» The task:
Quote the listing below in its entirety.

» Given entries:

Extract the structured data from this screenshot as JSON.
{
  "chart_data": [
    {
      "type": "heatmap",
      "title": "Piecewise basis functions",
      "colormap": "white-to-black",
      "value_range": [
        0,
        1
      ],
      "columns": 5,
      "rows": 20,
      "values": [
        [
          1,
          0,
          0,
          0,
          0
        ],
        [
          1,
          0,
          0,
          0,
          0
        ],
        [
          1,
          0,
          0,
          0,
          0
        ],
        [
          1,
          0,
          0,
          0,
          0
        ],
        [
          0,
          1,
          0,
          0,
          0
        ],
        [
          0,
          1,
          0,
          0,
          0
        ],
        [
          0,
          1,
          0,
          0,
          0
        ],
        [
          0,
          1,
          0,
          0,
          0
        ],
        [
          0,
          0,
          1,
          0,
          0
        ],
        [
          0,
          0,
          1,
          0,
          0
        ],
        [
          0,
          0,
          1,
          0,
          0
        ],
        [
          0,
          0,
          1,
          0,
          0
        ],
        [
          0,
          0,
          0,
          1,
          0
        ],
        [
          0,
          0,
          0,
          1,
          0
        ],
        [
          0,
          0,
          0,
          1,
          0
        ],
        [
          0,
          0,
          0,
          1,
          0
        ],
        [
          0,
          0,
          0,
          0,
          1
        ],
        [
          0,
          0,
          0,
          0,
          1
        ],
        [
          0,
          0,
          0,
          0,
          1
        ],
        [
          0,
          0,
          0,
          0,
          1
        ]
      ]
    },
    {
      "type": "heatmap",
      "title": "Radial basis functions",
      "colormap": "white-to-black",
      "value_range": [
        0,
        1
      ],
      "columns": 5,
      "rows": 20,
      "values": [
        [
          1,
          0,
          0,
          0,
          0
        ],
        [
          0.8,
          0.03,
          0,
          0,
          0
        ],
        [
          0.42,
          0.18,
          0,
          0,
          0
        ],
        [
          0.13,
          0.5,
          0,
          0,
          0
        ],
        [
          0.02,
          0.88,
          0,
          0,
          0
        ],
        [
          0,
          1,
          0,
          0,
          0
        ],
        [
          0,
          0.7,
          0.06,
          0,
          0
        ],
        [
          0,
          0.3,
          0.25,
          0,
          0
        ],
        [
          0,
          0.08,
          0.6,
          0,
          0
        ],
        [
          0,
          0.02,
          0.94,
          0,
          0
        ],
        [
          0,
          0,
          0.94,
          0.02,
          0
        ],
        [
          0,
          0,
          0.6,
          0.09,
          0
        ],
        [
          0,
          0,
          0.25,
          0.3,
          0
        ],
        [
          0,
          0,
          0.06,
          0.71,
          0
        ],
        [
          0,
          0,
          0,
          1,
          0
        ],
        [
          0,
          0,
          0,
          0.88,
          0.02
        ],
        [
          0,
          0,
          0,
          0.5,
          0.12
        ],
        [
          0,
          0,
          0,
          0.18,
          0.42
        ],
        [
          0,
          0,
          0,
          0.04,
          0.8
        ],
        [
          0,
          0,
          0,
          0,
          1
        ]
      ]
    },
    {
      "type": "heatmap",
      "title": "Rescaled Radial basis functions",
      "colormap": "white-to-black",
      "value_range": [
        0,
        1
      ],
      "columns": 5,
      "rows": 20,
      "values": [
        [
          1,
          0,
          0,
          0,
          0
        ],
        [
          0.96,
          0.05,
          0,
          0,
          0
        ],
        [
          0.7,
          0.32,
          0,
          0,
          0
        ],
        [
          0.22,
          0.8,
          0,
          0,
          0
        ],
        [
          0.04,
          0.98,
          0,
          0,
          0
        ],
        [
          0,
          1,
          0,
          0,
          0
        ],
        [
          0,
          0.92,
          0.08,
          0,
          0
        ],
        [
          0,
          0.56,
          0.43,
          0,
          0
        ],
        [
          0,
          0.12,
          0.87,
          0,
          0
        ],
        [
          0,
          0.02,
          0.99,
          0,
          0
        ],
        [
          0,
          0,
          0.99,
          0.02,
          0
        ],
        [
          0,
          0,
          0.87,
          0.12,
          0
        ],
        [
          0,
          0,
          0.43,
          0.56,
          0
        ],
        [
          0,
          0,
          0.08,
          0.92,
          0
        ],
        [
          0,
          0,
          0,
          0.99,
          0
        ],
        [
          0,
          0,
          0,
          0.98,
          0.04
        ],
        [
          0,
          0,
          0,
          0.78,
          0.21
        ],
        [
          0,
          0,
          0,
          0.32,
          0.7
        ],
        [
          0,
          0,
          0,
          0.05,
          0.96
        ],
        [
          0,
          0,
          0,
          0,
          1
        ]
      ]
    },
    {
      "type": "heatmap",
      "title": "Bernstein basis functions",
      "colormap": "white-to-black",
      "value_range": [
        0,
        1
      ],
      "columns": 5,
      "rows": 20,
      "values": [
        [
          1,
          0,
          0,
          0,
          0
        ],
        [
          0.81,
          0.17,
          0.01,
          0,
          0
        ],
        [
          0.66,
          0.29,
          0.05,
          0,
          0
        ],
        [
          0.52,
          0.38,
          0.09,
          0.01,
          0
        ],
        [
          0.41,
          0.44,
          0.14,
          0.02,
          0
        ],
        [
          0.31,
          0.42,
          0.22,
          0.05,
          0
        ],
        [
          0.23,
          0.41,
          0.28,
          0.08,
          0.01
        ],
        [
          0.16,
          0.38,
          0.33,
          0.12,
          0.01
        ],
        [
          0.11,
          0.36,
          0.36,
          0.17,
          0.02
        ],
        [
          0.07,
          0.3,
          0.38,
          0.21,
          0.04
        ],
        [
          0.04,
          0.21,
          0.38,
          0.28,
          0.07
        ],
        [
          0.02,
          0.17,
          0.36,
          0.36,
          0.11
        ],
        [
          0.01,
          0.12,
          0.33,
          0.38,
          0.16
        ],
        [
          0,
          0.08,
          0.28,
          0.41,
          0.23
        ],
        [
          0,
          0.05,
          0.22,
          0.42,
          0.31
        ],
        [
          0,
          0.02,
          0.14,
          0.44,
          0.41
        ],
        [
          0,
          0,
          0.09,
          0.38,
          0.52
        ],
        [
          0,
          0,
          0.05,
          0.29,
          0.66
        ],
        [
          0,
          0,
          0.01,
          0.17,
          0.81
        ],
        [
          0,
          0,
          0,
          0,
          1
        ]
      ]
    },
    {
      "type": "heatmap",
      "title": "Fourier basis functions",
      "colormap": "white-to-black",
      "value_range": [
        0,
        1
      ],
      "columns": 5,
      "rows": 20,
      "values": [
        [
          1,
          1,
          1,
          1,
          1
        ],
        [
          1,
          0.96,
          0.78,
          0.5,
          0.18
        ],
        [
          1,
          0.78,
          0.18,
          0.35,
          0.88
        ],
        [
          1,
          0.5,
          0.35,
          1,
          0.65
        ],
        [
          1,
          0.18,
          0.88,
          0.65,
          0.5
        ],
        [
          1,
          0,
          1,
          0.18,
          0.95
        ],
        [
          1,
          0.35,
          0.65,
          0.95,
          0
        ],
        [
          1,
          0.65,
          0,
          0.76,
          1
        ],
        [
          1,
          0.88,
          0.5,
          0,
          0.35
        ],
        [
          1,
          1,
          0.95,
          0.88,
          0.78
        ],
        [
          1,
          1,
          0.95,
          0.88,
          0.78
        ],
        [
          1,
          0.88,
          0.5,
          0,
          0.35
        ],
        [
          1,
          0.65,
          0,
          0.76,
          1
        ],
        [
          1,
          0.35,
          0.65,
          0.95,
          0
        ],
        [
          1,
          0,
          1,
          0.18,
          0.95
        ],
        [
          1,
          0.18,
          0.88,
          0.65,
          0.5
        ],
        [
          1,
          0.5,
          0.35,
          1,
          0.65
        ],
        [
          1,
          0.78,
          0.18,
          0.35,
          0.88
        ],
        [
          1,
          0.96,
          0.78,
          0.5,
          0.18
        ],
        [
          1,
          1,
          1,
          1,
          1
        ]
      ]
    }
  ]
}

» Complete answer:
Extract the structured data from this screenshot as JSON.
{
  "chart_data": [
    {
      "type": "heatmap",
      "title": "Piecewise basis functions",
      "colormap": "white-to-black",
      "value_range": [
        0,
        1
      ],
      "columns": 5,
      "rows": 20,
      "values": [
        [
          1,
          0,
          0,
          0,
          0
        ],
        [
          1,
          0,
          0,
          0,
          0
        ],
        [
          1,
          0,
          0,
          0,
          0
        ],
        [
          1,
          0,
          0,
          0,
          0
        ],
        [
          0,
          1,
          0,
          0,
          0
        ],
        [
          0,
          1,
          0,
          0,
          0
        ],
        [
          0,
          1,
          0,
          0,
          0
        ],
        [
          0,
          1,
          0,
          0,
          0
        ],
        [
          0,
          0,
          1,
          0,
          0
        ],
        [
          0,
          0,
          1,
          0,
          0
        ],
        [
          0,
          0,
          1,
          0,
          0
        ],
        [
          0,
          0,
          1,
          0,
          0
        ],
        [
          0,
          0,
          0,
          1,
          0
        ],
        [
          0,
          0,
          0,
          1,
          0
        ],
        [
          0,
          0,
          0,
          1,
          0
        ],
        [
          0,
          0,
          0,
          1,
          0
        ],
        [
          0,
          0,
          0,
          0,
          1
        ],
        [
          0,
          0,
          0,
          0,
          1
        ],
        [
          0,
          0,
          0,
          0,
          1
        ],
        [
          0,
          0,
          0,
          0,
          1
        ]
      ]
    },
    {
      "type": "heatmap",
      "title": "Radial basis functions",
      "colormap": "white-to-black",
      "value_range": [
        0,
        1
      ],
      "columns": 5,
      "rows": 20,
      "values": [
        [
          1,
          0,
          0,
          0,
          0
        ],
        [
          0.8,
          0.03,
          0,
          0,
          0
        ],
        [
          0.42,
          0.18,
          0,
          0,
          0
        ],
        [
          0.13,
          0.5,
          0,
          0,
          0
        ],
        [
          0.02,
          0.88,
          0,
          0,
          0
        ],
        [
          0,
          1,
          0,
          0,
          0
        ],
        [
          0,
          0.7,
          0.06,
          0,
          0
        ],
        [
          0,
          0.3,
          0.25,
          0,
          0
        ],
        [
          0,
          0.08,
          0.6,
          0,
          0
        ],
        [
          0,
          0.02,
          0.94,
          0,
          0
        ],
        [
          0,
          0,
          0.94,
          0.02,
          0
        ],
        [
          0,
          0,
          0.6,
          0.09,
          0
        ],
        [
          0,
          0,
          0.25,
          0.3,
          0
        ],
        [
          0,
          0,
          0.06,
          0.71,
          0
        ],
        [
          0,
          0,
          0,
          1,
          0
        ],
        [
          0,
          0,
          0,
          0.88,
          0.02
        ],
        [
          0,
          0,
          0,
          0.5,
          0.12
        ],
        [
          0,
          0,
          0,
          0.18,
          0.42
        ],
        [
          0,
          0,
          0,
          0.04,
          0.8
        ],
        [
          0,
          0,
          0,
          0,
          1
        ]
      ]
    },
    {
      "type": "heatmap",
      "title": "Rescaled Radial basis functions",
      "colormap": "white-to-black",
      "value_range": [
        0,
        1
      ],
      "columns": 5,
      "rows": 20,
      "values": [
        [
          1,
          0,
          0,
          0,
          0
        ],
        [
          0.96,
          0.05,
          0,
          0,
          0
        ],
        [
          0.7,
          0.32,
          0,
          0,
          0
        ],
        [
          0.22,
          0.8,
          0,
          0,
          0
        ],
        [
          0.04,
          0.98,
          0,
          0,
          0
        ],
        [
          0,
          1,
          0,
          0,
          0
        ],
        [
          0,
          0.92,
          0.08,
          0,
          0
        ],
        [
          0,
          0.56,
          0.43,
          0,
          0
        ],
        [
          0,
          0.12,
          0.87,
          0,
          0
        ],
        [
          0,
          0.02,
          0.99,
          0,
          0
        ],
        [
          0,
          0,
          0.99,
          0.02,
          0
        ],
        [
          0,
          0,
          0.87,
          0.12,
          0
        ],
        [
          0,
          0,
          0.43,
          0.56,
          0
        ],
        [
          0,
          0,
          0.08,
          0.92,
          0
        ],
        [
          0,
          0,
          0,
          0.99,
          0
        ],
        [
          0,
          0,
          0,
          0.98,
          0.04
        ],
        [
          0,
          0,
          0,
          0.78,
          0.21
        ],
        [
          0,
          0,
          0,
          0.32,
          0.7
        ],
        [
          0,
          0,
          0,
          0.05,
          0.96
        ],
        [
          0,
          0,
          0,
          0,
          1
        ]
      ]
    },
    {
      "type": "heatmap",
      "title": "Bernstein basis functions",
      "colormap": "white-to-black",
      "value_range": [
        0,
        1
      ],
      "columns": 5,
      "rows": 20,
      "values": [
        [
          1,
          0,
          0,
          0,
          0
        ],
        [
          0.81,
          0.17,
          0.01,
          0,
          0
        ],
        [
          0.66,
          0.29,
          0.05,
          0,
          0
        ],
        [
          0.52,
          0.38,
          0.09,
          0.01,
          0
        ],
        [
          0.41,
          0.44,
          0.14,
          0.02,
          0
        ],
        [
          0.31,
          0.42,
          0.22,
          0.05,
          0
        ],
        [
          0.23,
          0.41,
          0.28,
          0.08,
          0.01
        ],
        [
          0.16,
          0.38,
          0.33,
          0.12,
          0.01
        ],
        [
          0.11,
          0.36,
          0.36,
          0.17,
          0.02
        ],
        [
          0.07,
          0.3,
          0.38,
          0.21,
          0.04
        ],
        [
          0.04,
          0.21,
          0.38,
          0.28,
          0.07
        ],
        [
          0.02,
          0.17,
          0.36,
          0.36,
          0.11
        ],
        [
          0.01,
          0.12,
          0.33,
          0.38,
          0.16
        ],
        [
          0,
          0.08,
          0.28,
          0.41,
          0.23
        ],
        [
          0,
          0.05,
          0.22,
          0.42,
          0.31
        ],
        [
          0,
          0.02,
          0.14,
          0.44,
          0.41
        ],
        [
          0,
          0,
          0.09,
          0.38,
          0.52
        ],
        [
          0,
          0,
          0.05,
          0.29,
          0.66
        ],
        [
          0,
          0,
          0.01,
          0.17,
          0.81
        ],
        [
          0,
          0,
          0,
          0,
          1
        ]
      ]
    },
    {
      "type": "heatmap",
      "title": "Fourier basis functions",
      "colormap": "white-to-black",
      "value_range": [
        0,
        1
      ],
      "columns": 5,
      "rows": 20,
      "values": [
        [
          1,
          1,
          1,
          1,
          1
        ],
        [
          1,
          0.96,
          0.78,
          0.5,
          0.18
        ],
        [
          1,
          0.78,
          0.18,
          0.35,
          0.88
        ],
        [
          1,
          0.5,
          0.35,
          1,
          0.65
        ],
        [
          1,
          0.18,
          0.88,
          0.65,
          0.5
        ],
        [
          1,
          0,
          1,
          0.18,
          0.95
        ],
        [
          1,
          0.35,
          0.65,
          0.95,
          0
        ],
        [
          1,
          0.65,
          0,
          0.76,
          1
        ],
        [
          1,
          0.88,
          0.5,
          0,
          0.35
        ],
        [
          1,
          1,
          0.95,
          0.88,
          0.78
        ],
        [
          1,
          1,
          0.95,
          0.88,
          0.78
        ],
        [
          1,
          0.88,
          0.5,
          0,
          0.35
        ],
        [
          1,
          0.65,
          0,
          0.76,
          1
        ],
        [
          1,
          0.35,
          0.65,
          0.95,
          0
        ],
        [
          1,
          0,
          1,
          0.18,
          0.95
        ],
        [
          1,
          0.18,
          0.88,
          0.65,
          0.5
        ],
        [
          1,
          0.5,
          0.35,
          1,
          0.65
        ],
        [
          1,
          0.78,
          0.18,
          0.35,
          0.88
        ],
        [
          1,
          0.96,
          0.78,
          0.5,
          0.18
        ],
        [
          1,
          1,
          1,
          1,
          1
        ]
      ]
    }
  ]
}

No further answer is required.